- _Collection entries_
:::
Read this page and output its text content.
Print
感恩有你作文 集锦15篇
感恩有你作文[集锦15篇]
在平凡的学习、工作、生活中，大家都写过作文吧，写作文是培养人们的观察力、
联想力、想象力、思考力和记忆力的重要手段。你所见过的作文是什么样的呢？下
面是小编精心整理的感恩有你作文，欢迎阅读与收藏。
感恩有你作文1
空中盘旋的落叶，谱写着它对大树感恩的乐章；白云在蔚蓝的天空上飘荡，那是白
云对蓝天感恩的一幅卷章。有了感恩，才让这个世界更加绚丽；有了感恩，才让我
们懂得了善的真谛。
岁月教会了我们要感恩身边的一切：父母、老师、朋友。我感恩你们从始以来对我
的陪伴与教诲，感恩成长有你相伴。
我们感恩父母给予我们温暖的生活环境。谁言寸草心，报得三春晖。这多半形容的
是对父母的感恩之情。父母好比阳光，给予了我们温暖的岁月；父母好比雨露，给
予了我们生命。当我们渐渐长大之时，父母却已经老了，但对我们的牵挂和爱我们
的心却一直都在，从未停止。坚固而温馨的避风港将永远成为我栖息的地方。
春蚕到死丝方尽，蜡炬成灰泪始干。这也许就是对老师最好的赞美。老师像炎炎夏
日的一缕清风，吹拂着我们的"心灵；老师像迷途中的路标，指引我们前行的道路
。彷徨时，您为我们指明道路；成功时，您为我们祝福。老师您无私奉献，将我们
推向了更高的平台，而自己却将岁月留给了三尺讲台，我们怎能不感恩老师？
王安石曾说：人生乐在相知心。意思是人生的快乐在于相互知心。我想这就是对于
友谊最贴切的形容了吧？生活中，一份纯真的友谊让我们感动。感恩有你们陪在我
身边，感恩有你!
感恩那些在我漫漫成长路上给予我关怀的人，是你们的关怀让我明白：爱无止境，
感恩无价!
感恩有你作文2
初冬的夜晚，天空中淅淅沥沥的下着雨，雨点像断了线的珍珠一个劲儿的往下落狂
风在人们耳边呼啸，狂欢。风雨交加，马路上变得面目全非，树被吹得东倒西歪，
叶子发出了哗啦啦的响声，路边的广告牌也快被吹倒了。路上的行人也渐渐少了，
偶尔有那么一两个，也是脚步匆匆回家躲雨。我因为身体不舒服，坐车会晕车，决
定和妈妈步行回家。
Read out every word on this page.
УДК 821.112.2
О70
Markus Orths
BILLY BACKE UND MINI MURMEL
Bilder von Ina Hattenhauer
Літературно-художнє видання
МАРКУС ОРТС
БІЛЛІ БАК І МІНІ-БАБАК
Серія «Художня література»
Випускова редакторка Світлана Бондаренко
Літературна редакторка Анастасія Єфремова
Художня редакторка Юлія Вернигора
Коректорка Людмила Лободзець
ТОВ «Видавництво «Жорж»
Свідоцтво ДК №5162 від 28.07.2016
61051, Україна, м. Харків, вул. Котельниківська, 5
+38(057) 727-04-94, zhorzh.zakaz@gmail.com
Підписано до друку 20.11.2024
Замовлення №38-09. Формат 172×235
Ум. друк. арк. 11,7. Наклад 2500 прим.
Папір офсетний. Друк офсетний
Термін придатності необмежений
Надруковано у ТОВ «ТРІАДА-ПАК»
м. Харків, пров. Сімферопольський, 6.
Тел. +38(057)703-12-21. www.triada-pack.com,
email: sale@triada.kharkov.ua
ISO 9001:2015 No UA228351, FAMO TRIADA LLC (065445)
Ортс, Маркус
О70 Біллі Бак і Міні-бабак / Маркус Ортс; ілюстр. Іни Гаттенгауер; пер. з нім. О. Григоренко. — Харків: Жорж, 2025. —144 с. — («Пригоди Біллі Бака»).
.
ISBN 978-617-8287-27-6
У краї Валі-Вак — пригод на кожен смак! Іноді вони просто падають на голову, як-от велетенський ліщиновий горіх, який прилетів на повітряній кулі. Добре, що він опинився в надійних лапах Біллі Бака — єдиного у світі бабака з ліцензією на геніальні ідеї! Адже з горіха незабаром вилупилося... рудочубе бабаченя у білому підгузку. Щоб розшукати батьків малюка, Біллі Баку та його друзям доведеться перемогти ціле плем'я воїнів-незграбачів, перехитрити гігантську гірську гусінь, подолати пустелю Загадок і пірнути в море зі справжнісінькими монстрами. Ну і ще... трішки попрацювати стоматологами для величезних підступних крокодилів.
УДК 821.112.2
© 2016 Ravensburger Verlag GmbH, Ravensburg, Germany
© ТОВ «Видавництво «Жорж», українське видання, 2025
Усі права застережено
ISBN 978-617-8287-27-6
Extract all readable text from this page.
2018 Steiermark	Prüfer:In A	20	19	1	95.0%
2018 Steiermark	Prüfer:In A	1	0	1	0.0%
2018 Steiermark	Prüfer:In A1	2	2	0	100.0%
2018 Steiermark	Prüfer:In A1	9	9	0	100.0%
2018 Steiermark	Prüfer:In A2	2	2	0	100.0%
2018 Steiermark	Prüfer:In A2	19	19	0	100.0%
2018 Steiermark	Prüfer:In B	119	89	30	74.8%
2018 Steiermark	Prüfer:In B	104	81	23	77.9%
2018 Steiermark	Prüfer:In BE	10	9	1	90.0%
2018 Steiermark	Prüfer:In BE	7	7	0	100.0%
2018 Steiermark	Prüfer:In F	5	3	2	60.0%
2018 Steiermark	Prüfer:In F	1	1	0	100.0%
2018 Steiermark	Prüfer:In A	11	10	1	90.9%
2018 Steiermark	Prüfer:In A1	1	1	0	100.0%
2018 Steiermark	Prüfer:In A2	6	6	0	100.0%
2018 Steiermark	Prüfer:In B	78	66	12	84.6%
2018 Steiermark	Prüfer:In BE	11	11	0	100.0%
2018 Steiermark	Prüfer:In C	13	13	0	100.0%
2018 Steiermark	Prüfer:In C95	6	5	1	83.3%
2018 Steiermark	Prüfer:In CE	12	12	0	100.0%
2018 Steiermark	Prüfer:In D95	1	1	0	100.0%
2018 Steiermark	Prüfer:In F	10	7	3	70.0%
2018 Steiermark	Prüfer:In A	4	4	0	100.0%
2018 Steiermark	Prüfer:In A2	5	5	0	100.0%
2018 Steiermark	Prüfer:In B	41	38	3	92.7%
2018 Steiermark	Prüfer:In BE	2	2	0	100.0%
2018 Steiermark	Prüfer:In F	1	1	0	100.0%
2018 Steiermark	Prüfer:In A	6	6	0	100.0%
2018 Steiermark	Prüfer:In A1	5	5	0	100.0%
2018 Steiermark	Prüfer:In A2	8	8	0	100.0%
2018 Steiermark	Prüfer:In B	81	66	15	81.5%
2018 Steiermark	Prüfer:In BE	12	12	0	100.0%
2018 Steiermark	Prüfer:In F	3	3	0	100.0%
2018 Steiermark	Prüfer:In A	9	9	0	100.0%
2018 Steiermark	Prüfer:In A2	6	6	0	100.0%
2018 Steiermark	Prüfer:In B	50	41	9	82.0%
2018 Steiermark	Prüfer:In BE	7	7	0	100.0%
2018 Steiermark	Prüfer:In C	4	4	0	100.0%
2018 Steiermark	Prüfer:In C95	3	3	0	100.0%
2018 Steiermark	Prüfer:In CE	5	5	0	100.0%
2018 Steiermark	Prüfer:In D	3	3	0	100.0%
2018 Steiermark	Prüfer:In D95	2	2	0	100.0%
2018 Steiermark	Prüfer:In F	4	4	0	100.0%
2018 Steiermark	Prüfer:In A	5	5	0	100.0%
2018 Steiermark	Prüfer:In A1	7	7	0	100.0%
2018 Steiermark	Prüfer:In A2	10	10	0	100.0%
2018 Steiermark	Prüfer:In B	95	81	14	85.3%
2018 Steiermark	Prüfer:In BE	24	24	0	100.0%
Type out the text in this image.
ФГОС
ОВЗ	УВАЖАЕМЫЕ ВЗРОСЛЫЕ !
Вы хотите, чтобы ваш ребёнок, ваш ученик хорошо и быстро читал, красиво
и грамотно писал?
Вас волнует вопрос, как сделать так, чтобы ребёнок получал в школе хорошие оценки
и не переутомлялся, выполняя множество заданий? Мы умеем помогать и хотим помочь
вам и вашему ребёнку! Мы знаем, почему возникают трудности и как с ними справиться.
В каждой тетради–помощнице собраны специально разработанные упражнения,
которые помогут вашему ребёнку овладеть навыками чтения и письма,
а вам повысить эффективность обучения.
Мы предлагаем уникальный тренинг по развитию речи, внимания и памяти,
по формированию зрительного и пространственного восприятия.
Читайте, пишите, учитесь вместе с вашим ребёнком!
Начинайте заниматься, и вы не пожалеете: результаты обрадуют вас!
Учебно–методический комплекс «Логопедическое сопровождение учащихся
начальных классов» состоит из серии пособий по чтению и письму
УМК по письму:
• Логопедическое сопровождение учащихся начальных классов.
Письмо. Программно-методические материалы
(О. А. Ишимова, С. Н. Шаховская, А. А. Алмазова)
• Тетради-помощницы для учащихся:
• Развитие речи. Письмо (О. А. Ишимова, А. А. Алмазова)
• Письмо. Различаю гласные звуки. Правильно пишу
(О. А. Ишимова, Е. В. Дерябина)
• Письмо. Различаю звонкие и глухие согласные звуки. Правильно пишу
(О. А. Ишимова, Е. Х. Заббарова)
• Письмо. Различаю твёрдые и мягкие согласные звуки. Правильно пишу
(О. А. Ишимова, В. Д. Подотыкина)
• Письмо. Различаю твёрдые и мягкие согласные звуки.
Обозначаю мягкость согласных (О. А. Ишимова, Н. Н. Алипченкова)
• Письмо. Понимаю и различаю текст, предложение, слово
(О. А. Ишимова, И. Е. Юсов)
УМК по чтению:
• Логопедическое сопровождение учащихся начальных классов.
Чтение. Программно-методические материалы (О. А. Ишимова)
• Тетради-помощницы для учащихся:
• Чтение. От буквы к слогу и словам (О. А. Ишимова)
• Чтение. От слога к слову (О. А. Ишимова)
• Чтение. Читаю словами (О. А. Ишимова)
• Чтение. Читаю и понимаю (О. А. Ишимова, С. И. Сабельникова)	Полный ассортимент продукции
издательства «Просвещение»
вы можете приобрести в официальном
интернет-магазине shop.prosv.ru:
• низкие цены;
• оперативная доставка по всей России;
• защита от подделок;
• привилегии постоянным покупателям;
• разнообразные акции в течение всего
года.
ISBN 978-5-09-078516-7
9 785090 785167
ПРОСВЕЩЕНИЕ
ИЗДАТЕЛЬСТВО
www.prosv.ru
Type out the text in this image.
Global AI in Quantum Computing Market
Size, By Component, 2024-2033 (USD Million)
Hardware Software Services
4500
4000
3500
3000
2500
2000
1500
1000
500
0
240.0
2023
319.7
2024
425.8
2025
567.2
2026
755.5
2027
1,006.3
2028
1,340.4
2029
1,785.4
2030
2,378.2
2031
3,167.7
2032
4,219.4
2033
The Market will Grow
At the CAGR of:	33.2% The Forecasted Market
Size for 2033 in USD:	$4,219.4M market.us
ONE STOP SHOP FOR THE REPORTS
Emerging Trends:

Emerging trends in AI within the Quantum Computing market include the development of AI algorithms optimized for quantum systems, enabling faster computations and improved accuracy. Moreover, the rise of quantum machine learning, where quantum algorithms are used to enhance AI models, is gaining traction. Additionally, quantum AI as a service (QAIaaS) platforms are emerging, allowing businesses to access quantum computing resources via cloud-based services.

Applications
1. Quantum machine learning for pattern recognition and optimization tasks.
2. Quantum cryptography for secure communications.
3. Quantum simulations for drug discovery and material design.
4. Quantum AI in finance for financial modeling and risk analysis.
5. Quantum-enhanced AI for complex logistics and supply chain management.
:::
- _What is being asked_
Copy all lines of the material above where the string "звуки" occurs.

- _Worked solution_
• Письмо. Различаю гласные звуки. Правильно пишу
• Письмо. Различаю звонкие и глухие согласные звуки. Правильно пишу
• Письмо. Различаю твёрдые и мягкие согласные звуки. Правильно пишу
• Письмо. Различаю твёрдые и мягкие согласные звуки.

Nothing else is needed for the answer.